## BEGIN Given data
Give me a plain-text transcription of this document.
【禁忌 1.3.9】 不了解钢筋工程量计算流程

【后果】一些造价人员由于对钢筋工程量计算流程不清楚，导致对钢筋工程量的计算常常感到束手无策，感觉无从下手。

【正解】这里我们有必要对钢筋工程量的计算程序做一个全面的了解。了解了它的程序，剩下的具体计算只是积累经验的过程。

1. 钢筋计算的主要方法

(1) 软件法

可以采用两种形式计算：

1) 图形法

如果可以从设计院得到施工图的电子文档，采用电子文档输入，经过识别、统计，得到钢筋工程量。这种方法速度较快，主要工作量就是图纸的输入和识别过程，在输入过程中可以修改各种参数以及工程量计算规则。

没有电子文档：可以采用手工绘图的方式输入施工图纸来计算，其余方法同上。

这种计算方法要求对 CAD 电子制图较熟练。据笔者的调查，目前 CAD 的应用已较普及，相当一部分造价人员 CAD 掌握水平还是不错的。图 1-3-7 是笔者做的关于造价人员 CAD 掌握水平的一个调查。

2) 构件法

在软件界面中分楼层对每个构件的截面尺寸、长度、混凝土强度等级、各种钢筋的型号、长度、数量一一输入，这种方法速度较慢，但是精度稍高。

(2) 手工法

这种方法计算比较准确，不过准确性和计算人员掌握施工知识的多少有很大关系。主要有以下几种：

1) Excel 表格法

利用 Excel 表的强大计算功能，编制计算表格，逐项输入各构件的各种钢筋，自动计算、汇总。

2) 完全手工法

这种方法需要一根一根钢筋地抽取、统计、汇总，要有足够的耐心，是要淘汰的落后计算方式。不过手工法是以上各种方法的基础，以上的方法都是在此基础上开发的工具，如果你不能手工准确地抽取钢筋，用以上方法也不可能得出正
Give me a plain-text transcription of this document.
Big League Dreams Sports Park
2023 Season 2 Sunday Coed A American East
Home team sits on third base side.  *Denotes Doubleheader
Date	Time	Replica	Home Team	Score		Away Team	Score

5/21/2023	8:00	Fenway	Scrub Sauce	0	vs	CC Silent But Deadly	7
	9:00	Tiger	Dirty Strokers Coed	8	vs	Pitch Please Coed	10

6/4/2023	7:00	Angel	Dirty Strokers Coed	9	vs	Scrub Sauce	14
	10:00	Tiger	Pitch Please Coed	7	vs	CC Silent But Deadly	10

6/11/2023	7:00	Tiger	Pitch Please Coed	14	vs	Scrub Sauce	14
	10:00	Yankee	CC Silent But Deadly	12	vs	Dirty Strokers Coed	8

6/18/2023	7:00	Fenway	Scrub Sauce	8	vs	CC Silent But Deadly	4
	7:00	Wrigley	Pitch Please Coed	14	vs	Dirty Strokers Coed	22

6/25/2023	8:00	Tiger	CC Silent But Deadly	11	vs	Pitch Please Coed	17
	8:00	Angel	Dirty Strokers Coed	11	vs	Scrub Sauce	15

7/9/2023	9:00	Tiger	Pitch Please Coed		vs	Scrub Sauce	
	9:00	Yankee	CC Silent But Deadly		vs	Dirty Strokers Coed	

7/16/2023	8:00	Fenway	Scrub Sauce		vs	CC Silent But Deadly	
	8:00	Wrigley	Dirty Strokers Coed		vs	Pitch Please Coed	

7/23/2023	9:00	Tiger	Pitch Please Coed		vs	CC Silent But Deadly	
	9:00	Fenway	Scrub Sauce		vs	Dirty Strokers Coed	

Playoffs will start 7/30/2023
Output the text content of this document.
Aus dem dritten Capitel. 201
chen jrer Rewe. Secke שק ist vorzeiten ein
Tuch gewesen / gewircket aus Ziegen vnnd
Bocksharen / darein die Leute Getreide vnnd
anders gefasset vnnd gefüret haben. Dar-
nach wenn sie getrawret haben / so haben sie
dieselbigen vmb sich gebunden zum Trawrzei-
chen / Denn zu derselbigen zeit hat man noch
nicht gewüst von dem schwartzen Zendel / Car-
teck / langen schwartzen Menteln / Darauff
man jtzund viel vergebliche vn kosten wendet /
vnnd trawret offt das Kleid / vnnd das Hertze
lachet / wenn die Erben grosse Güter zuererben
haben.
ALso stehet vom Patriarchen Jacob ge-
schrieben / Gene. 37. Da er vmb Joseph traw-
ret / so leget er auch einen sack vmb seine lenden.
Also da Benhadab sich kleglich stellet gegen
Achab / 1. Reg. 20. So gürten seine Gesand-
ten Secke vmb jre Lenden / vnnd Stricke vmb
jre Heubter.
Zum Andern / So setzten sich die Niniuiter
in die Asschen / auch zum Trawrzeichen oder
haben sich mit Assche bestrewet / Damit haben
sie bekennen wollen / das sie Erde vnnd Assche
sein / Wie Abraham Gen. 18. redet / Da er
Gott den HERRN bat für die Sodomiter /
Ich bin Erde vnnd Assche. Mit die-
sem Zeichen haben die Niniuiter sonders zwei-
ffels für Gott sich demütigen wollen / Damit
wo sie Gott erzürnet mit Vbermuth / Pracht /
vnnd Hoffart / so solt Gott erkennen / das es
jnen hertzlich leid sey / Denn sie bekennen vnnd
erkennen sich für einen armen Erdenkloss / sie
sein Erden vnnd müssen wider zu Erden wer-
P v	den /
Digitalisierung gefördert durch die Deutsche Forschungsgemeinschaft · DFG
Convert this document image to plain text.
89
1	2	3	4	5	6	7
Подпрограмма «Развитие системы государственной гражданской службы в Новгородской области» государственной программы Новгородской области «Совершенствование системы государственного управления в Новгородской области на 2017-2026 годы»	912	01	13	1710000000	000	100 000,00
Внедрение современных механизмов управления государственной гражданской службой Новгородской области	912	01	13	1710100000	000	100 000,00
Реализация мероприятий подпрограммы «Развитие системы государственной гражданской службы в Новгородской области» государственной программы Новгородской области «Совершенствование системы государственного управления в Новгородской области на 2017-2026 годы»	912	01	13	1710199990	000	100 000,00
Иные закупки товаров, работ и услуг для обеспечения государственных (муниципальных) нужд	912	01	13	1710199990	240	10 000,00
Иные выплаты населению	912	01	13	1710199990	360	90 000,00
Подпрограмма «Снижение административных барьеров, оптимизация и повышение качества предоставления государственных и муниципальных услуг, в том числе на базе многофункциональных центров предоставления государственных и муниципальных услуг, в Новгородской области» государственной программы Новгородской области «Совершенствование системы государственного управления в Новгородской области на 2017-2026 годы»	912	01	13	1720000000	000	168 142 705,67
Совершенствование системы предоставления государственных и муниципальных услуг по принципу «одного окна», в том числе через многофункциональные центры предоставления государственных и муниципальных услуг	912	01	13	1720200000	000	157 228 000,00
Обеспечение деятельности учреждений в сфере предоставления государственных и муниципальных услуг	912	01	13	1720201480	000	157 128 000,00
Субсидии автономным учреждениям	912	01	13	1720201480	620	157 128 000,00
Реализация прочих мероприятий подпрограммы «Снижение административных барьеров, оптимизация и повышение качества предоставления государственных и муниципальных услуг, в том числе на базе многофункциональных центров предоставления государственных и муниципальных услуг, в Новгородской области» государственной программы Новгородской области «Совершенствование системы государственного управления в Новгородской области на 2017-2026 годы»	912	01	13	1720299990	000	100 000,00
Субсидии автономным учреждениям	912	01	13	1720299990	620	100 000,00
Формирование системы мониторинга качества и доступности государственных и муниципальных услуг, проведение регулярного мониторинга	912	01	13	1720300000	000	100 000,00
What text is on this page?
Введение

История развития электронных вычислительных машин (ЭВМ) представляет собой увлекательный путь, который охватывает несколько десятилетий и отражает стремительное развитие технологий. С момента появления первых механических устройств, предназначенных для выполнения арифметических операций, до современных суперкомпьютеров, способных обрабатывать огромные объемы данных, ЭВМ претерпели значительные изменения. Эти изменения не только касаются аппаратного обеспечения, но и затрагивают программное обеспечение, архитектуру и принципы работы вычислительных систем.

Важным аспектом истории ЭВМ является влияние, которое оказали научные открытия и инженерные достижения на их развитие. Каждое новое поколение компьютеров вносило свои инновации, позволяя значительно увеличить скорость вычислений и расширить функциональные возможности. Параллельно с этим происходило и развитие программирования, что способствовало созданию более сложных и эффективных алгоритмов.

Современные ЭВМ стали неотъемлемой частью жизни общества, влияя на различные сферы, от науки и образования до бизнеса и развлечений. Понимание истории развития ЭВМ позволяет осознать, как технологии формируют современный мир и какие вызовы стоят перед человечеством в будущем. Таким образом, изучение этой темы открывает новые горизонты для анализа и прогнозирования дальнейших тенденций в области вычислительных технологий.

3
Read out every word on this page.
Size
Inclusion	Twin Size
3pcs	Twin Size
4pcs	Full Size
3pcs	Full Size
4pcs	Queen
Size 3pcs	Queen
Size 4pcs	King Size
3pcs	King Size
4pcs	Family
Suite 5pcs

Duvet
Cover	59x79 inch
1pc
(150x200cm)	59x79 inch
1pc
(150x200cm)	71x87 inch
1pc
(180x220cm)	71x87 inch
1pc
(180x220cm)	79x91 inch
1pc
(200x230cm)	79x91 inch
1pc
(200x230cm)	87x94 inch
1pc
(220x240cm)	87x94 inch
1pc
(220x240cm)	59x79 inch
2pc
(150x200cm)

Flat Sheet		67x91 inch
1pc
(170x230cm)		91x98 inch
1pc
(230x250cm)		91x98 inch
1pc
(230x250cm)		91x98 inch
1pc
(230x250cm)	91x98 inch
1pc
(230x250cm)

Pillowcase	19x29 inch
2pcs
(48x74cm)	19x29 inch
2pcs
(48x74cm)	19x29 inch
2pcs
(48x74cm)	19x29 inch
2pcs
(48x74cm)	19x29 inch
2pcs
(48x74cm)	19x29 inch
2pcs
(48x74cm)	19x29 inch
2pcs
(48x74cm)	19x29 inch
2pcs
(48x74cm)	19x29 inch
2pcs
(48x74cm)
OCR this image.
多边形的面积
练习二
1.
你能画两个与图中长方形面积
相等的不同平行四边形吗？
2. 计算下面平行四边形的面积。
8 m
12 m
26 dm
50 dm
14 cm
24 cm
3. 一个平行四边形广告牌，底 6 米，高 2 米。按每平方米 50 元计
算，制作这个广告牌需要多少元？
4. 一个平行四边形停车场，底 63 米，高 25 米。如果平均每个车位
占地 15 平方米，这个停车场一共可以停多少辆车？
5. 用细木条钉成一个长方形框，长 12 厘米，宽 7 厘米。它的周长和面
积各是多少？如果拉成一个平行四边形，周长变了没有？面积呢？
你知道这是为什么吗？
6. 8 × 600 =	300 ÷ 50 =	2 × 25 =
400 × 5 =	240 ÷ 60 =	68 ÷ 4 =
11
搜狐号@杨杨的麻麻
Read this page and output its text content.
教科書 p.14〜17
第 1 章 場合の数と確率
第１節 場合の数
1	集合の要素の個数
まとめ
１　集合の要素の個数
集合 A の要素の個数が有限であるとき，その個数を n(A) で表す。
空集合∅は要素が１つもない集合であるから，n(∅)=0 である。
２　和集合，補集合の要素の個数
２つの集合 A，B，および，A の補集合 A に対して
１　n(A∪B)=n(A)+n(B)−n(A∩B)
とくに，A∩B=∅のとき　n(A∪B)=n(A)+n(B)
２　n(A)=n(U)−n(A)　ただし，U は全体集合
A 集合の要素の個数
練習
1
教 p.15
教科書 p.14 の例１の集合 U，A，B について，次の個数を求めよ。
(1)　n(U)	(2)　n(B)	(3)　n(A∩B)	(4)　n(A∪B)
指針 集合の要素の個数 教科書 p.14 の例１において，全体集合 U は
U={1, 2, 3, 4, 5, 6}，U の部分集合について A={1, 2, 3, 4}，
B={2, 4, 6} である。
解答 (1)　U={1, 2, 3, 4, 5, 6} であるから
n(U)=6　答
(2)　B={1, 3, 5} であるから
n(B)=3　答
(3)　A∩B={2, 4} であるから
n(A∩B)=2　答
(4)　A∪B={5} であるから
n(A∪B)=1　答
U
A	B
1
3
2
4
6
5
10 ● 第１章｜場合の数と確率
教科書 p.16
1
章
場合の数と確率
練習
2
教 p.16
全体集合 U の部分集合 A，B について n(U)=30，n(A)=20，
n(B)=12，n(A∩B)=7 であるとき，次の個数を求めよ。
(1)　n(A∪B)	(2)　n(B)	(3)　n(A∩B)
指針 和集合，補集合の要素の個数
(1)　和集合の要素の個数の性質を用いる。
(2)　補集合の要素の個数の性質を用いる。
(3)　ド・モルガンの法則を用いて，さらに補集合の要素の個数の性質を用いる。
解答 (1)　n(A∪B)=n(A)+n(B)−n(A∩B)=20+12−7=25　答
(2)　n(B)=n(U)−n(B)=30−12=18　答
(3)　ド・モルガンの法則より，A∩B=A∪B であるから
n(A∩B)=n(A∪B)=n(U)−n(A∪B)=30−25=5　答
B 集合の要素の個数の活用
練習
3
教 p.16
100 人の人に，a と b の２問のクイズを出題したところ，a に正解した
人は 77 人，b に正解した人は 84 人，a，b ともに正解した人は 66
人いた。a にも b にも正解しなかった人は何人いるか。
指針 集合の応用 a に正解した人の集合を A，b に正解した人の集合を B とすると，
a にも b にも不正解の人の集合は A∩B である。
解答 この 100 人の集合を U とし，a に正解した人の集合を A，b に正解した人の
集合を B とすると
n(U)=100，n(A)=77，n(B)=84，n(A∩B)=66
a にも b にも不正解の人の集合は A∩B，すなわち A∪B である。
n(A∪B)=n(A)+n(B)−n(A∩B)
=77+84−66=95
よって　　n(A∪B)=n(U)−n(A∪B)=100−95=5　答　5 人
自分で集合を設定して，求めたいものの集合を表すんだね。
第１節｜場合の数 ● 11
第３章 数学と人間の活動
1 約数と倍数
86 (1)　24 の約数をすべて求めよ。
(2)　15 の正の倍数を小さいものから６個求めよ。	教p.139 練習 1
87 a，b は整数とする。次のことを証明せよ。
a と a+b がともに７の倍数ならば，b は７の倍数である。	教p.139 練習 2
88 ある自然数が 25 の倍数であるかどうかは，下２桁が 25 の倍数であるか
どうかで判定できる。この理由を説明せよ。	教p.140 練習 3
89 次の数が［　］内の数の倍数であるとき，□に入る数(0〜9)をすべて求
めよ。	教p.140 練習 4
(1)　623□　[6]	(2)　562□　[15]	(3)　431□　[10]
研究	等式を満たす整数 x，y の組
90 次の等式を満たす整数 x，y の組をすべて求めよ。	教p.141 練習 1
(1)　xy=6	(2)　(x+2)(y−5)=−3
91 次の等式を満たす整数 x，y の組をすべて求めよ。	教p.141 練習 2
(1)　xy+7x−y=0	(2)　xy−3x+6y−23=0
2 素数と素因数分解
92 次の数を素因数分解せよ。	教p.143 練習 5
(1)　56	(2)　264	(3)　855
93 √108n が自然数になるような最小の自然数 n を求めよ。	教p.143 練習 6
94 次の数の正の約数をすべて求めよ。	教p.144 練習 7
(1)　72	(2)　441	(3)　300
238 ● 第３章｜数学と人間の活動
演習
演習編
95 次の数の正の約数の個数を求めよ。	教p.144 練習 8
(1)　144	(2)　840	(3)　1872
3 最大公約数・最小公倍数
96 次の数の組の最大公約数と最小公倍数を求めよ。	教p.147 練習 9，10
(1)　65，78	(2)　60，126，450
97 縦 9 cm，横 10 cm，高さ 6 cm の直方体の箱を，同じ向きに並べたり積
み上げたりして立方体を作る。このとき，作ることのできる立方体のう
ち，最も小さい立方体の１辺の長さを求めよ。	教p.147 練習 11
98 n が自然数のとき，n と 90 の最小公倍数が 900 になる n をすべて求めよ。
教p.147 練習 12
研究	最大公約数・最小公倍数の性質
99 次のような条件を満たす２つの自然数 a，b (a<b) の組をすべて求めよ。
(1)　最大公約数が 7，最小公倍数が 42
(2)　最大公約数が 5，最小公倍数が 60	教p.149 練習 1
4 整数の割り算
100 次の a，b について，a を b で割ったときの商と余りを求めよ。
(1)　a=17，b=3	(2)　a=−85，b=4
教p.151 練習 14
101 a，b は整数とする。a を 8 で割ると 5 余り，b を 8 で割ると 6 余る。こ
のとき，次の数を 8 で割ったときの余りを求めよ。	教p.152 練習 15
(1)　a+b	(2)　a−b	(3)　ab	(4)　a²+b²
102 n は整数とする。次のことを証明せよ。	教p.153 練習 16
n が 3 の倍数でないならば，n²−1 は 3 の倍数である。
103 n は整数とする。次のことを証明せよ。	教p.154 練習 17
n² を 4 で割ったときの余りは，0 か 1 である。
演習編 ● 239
## END Given data
What to do>
Search the data above for the string "Niniuiter" and copy each line that has it.

Completed exercise>
Zum Andern / So setzten sich die Niniuiter
sem Zeichen haben die Niniuiter sonders zwei-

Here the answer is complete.